*Requirements*: Filter these entries, keeping only lines that hold the word "DISTRIBUTOR".

+++ Provided records

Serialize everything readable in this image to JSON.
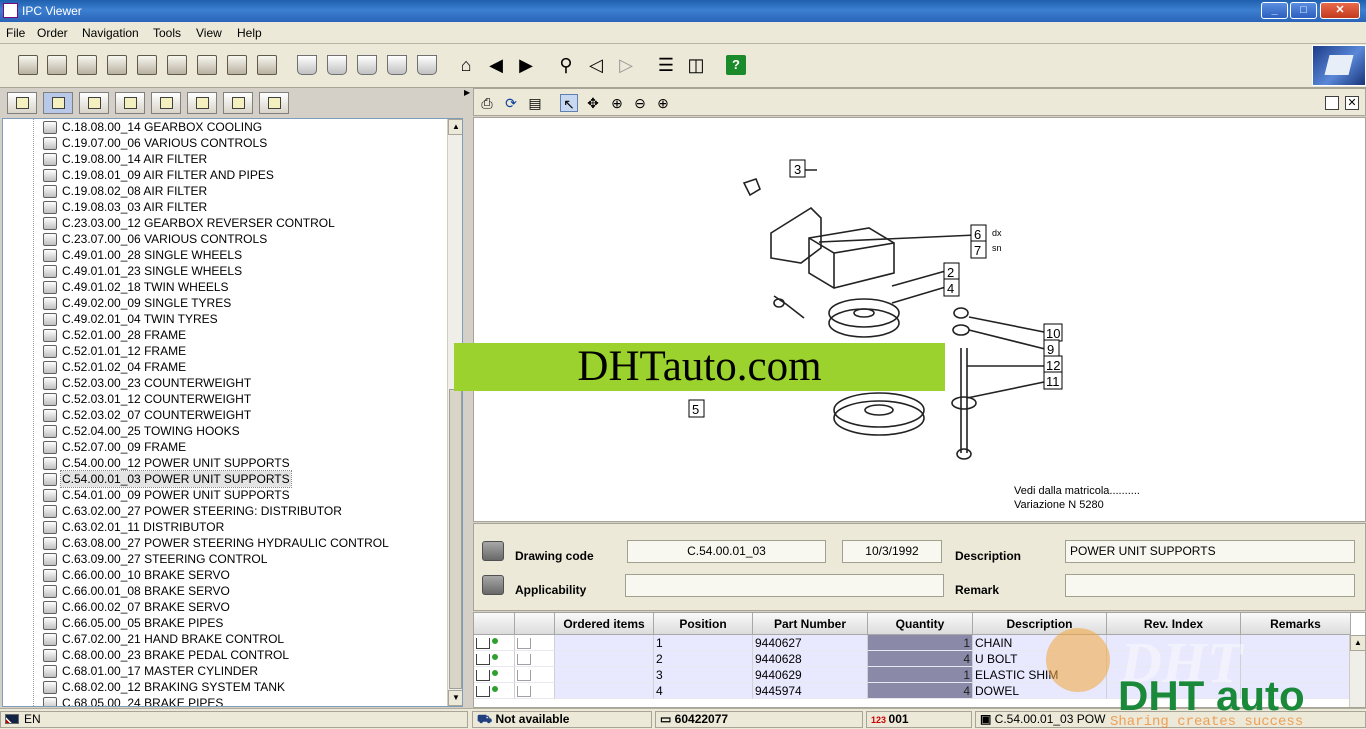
{
  "window": {
    "title": "IPC Viewer",
    "min": "_",
    "max": "□",
    "close": "✕"
  },
  "menu": [
    "File",
    "Order",
    "Navigation",
    "Tools",
    "View",
    "Help"
  ],
  "toolbar_icons": [
    "open-book-icon",
    "open-icon",
    "save-icon",
    "delete-icon",
    "export-icon",
    "import-icon",
    "refresh-icon",
    "print-icon",
    "settings-icon",
    "cart-add-icon",
    "cart-icon",
    "cart-up-icon",
    "cart-down-icon",
    "cart-send-icon",
    "home-icon",
    "first-icon",
    "last-icon",
    "search-icon",
    "back-icon",
    "forward-icon",
    "horizontal-split-icon",
    "vertical-split-icon",
    "help-icon"
  ],
  "tree": {
    "items": [
      "C.18.08.00_14 GEARBOX COOLING",
      "C.19.07.00_06 VARIOUS CONTROLS",
      "C.19.08.00_14 AIR FILTER",
      "C.19.08.01_09 AIR FILTER AND PIPES",
      "C.19.08.02_08 AIR FILTER",
      "C.19.08.03_03 AIR FILTER",
      "C.23.03.00_12 GEARBOX REVERSER  CONTROL",
      "C.23.07.00_06 VARIOUS CONTROLS",
      "C.49.01.00_28 SINGLE WHEELS",
      "C.49.01.01_23 SINGLE WHEELS",
      "C.49.01.02_18 TWIN WHEELS",
      "C.49.02.00_09 SINGLE TYRES",
      "C.49.02.01_04 TWIN TYRES",
      "C.52.01.00_28 FRAME",
      "C.52.01.01_12 FRAME",
      "C.52.01.02_04 FRAME",
      "C.52.03.00_23 COUNTERWEIGHT",
      "C.52.03.01_12 COUNTERWEIGHT",
      "C.52.03.02_07 COUNTERWEIGHT",
      "C.52.04.00_25 TOWING HOOKS",
      "C.52.07.00_09 FRAME",
      "C.54.00.00_12 POWER UNIT SUPPORTS",
      "C.54.00.01_03 POWER UNIT SUPPORTS",
      "C.54.01.00_09 POWER UNIT SUPPORTS",
      "C.63.02.00_27 POWER STEERING: DISTRIBUTOR",
      "C.63.02.01_11 DISTRIBUTOR",
      "C.63.08.00_27 POWER STEERING HYDRAULIC CONTROL",
      "C.63.09.00_27 STEERING CONTROL",
      "C.66.00.00_10 BRAKE SERVO",
      "C.66.00.01_08 BRAKE SERVO",
      "C.66.00.02_07 BRAKE SERVO",
      "C.66.05.00_05 BRAKE PIPES",
      "C.67.02.00_21 HAND BRAKE CONTROL",
      "C.68.00.00_23 BRAKE PEDAL CONTROL",
      "C.68.01.00_17 MASTER CYLINDER",
      "C.68.02.00_12 BRAKING SYSTEM TANK",
      "C.68.05.00_24 BRAKE PIPES"
    ],
    "selected_index": 22
  },
  "drawing": {
    "callouts": [
      "3",
      "6",
      "7",
      "2",
      "4",
      "10",
      "9",
      "12",
      "11",
      "5"
    ],
    "side_marks": [
      "dx",
      "sn"
    ],
    "note_line1": "Vedi dalla matricola..........",
    "note_line2": "Variazione N 5280"
  },
  "watermark": "DHTauto.com",
  "info": {
    "drawing_code_label": "Drawing code",
    "drawing_code": "C.54.00.01_03",
    "date": "10/3/1992",
    "description_label": "Description",
    "description": "POWER UNIT SUPPORTS",
    "applicability_label": "Applicability",
    "applicability": "",
    "remark_label": "Remark",
    "remark": ""
  },
  "grid": {
    "headers": [
      "Ordered items",
      "Position",
      "Part Number",
      "Quantity",
      "Description",
      "Rev. Index",
      "Remarks"
    ],
    "rows": [
      {
        "position": "1",
        "part": "9440627",
        "qty": "1",
        "desc": "CHAIN"
      },
      {
        "position": "2",
        "part": "9440628",
        "qty": "4",
        "desc": "U BOLT"
      },
      {
        "position": "3",
        "part": "9440629",
        "qty": "1",
        "desc": "ELASTIC SHIM"
      },
      {
        "position": "4",
        "part": "9445974",
        "qty": "4",
        "desc": "DOWEL"
      }
    ]
  },
  "status": {
    "language": "EN",
    "availability": "Not available",
    "code": "60422077",
    "num": "001",
    "current": "C.54.00.01_03 POW"
  },
  "brand": {
    "main": "DHT auto",
    "tagline": "Sharing creates success"
  },
  "colors": {
    "watermark_bg": "#9bd22d",
    "title_blue": "#2a64b8",
    "qty_col": "#8a8aa8",
    "row_hi": "#e8e8ff"
  }
}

++++++

*Problem solution*:
      "C.63.02.00_27 POWER STEERING: DISTRIBUTOR",
      "C.63.02.01_11 DISTRIBUTOR",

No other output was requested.